■ Records for this exercise ■
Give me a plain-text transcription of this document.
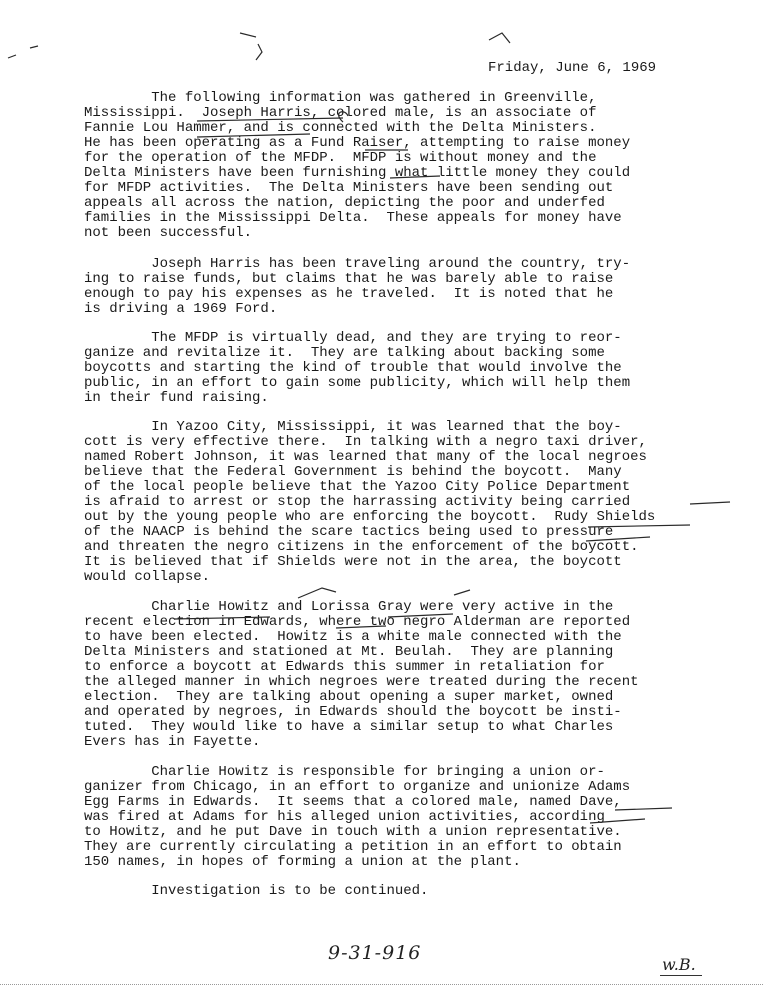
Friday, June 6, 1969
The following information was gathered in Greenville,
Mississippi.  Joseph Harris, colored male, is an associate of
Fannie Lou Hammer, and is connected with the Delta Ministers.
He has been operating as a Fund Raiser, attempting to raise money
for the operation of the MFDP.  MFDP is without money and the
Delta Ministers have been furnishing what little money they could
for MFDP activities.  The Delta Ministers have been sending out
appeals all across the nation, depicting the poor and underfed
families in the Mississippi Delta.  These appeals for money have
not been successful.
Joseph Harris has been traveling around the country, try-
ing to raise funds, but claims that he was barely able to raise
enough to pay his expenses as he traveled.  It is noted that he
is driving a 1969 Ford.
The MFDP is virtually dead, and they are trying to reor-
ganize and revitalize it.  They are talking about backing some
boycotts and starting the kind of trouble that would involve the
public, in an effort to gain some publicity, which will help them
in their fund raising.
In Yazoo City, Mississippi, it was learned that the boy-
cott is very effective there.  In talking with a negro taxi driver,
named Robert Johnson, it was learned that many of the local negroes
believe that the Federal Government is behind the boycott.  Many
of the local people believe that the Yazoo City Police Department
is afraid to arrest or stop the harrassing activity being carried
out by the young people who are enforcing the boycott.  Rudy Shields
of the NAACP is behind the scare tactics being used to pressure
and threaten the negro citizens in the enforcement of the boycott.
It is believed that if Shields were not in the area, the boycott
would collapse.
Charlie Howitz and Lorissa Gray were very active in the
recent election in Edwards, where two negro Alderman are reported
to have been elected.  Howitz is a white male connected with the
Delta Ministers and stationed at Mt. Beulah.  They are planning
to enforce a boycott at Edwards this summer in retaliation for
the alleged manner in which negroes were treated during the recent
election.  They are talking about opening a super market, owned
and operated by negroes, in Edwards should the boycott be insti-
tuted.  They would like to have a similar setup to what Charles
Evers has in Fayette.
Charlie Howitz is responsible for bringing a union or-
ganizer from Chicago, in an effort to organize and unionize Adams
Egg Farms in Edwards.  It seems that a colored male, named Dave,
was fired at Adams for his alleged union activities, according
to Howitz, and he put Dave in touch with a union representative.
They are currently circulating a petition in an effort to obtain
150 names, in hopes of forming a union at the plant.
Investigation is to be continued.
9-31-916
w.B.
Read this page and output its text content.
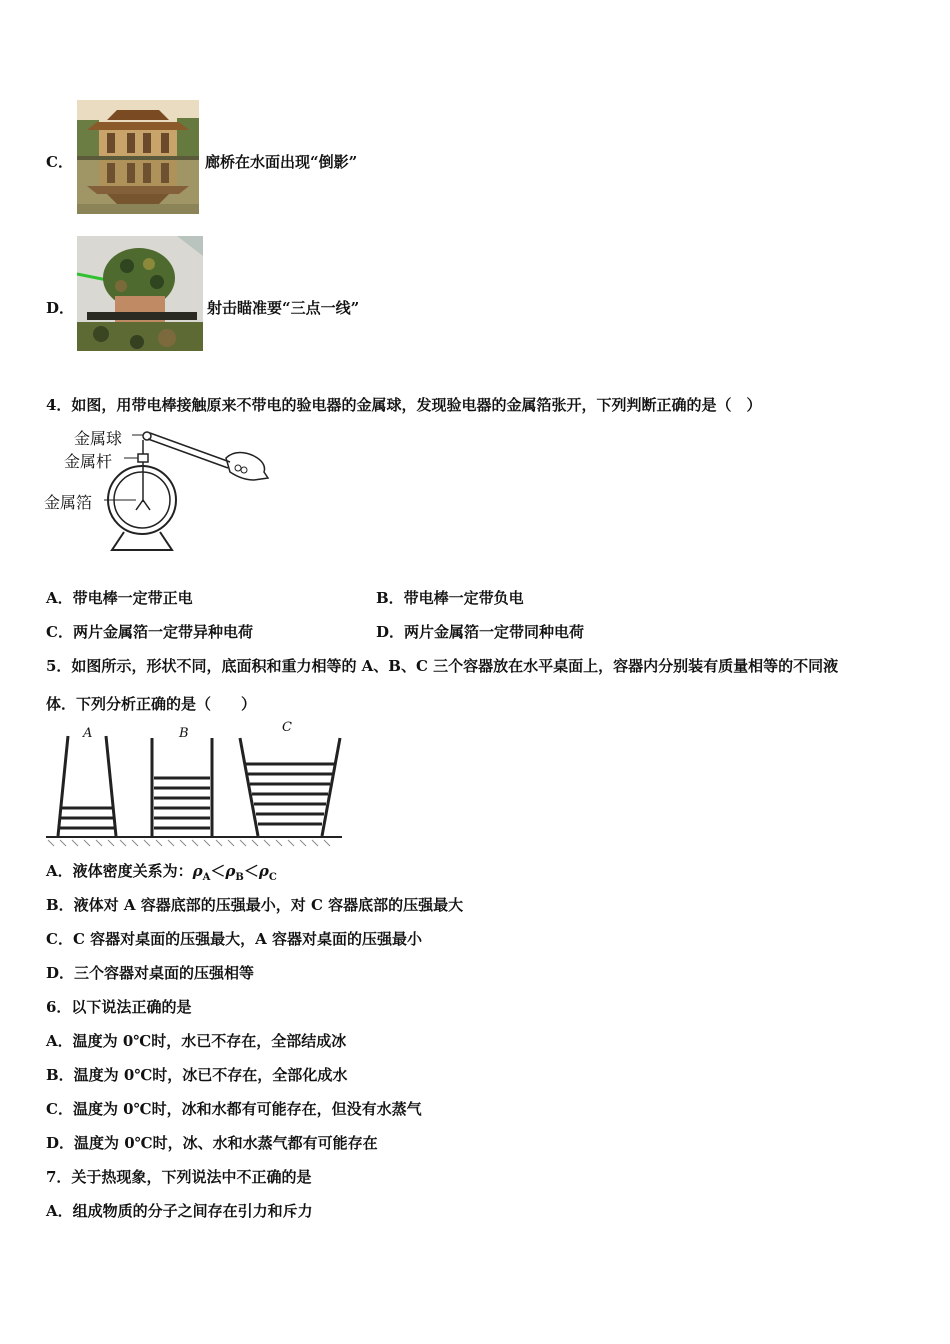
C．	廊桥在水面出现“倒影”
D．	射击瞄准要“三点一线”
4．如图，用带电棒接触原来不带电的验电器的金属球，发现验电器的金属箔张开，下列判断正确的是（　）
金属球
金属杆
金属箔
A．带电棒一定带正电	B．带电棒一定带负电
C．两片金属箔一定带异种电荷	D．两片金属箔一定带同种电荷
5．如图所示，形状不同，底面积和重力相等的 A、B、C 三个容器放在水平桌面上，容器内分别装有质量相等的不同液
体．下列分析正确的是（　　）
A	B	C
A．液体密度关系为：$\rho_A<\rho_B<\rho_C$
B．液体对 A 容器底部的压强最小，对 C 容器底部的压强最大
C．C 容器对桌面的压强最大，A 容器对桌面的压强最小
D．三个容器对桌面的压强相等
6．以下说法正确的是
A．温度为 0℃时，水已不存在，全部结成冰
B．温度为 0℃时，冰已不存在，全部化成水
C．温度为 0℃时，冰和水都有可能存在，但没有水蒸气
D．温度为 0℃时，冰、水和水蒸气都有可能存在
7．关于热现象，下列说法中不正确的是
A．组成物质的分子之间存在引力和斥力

==

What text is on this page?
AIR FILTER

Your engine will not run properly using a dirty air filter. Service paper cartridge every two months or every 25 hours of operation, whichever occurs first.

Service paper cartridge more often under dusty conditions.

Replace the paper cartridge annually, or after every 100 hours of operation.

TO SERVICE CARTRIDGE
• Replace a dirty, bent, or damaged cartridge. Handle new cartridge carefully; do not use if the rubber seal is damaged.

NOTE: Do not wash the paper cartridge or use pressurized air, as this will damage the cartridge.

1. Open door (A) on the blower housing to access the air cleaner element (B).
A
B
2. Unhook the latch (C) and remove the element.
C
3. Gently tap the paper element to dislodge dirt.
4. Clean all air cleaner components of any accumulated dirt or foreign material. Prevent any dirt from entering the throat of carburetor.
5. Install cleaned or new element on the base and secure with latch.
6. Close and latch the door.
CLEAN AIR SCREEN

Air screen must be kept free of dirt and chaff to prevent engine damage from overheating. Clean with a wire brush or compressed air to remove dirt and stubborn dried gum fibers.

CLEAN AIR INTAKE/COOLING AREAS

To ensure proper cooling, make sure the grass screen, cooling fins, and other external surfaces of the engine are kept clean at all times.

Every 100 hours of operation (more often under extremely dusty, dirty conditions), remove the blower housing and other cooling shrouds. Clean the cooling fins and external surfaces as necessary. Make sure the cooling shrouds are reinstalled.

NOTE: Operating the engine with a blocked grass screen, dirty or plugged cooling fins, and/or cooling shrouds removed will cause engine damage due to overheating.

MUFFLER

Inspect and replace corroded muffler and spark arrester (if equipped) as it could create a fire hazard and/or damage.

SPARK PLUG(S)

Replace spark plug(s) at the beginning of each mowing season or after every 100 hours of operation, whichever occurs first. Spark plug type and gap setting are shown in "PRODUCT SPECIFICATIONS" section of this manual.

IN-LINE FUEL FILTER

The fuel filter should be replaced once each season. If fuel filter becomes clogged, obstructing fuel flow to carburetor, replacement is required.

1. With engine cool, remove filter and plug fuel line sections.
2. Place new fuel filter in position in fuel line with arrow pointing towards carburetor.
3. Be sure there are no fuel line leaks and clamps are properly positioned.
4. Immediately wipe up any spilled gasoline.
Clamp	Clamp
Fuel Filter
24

■ Request ■
Identify every line where the string "page" appears.

■ Exercise output ■
Read this page and output its text content.
What text is on this page?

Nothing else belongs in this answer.